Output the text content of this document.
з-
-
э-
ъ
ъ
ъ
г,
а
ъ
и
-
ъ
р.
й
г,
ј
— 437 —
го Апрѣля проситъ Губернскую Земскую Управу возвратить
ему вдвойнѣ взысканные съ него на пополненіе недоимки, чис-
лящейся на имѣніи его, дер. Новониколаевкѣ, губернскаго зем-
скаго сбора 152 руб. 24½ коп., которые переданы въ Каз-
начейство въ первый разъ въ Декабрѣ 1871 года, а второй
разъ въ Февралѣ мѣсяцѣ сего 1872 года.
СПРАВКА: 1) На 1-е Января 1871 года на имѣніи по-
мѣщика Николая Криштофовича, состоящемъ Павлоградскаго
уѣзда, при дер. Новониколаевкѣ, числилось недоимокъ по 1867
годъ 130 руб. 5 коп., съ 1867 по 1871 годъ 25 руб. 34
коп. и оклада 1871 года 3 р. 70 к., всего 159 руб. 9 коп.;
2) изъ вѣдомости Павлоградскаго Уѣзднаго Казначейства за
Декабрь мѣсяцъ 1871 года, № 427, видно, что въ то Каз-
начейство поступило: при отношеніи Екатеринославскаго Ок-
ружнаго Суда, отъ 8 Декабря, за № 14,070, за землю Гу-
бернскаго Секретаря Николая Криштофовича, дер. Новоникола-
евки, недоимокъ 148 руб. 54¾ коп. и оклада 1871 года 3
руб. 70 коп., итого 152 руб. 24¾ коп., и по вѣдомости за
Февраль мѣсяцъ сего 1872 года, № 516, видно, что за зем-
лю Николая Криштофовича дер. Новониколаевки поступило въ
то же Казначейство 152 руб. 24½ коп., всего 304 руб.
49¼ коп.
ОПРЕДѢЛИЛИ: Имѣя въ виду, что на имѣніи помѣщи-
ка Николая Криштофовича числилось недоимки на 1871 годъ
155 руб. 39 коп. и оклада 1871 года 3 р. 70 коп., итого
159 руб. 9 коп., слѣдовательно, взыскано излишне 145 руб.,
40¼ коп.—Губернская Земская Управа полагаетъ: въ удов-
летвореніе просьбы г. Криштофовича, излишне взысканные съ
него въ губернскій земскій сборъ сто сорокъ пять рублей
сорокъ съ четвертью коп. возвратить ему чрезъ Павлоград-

===

The data above must be returned in full, exactly as written.

• **Written response**:
Output the text content of this document.
з-
-
э-
ъ
ъ
ъ
г,
а
ъ
и
-
ъ
р.
й
г,
ј
— 437 —
го Апрѣля проситъ Губернскую Земскую Управу возвратить
ему вдвойнѣ взысканные съ него на пополненіе недоимки, чис-
лящейся на имѣніи его, дер. Новониколаевкѣ, губернскаго зем-
скаго сбора 152 руб. 24½ коп., которые переданы въ Каз-
начейство въ первый разъ въ Декабрѣ 1871 года, а второй
разъ въ Февралѣ мѣсяцѣ сего 1872 года.
СПРАВКА: 1) На 1-е Января 1871 года на имѣніи по-
мѣщика Николая Криштофовича, состоящемъ Павлоградскаго
уѣзда, при дер. Новониколаевкѣ, числилось недоимокъ по 1867
годъ 130 руб. 5 коп., съ 1867 по 1871 годъ 25 руб. 34
коп. и оклада 1871 года 3 р. 70 к., всего 159 руб. 9 коп.;
2) изъ вѣдомости Павлоградскаго Уѣзднаго Казначейства за
Декабрь мѣсяцъ 1871 года, № 427, видно, что въ то Каз-
начейство поступило: при отношеніи Екатеринославскаго Ок-
ружнаго Суда, отъ 8 Декабря, за № 14,070, за землю Гу-
бернскаго Секретаря Николая Криштофовича, дер. Новоникола-
евки, недоимокъ 148 руб. 54¾ коп. и оклада 1871 года 3
руб. 70 коп., итого 152 руб. 24¾ коп., и по вѣдомости за
Февраль мѣсяцъ сего 1872 года, № 516, видно, что за зем-
лю Николая Криштофовича дер. Новониколаевки поступило въ
то же Казначейство 152 руб. 24½ коп., всего 304 руб.
49¼ коп.
ОПРЕДѢЛИЛИ: Имѣя въ виду, что на имѣніи помѣщи-
ка Николая Криштофовича числилось недоимки на 1871 годъ
155 руб. 39 коп. и оклада 1871 года 3 р. 70 коп., итого
159 руб. 9 коп., слѣдовательно, взыскано излишне 145 руб.,
40¼ коп.—Губернская Земская Управа полагаетъ: въ удов-
летвореніе просьбы г. Криштофовича, излишне взысканные съ
него въ губернскій земскій сборъ сто сорокъ пять рублей
сорокъ съ четвертью коп. возвратить ему чрезъ Павлоград-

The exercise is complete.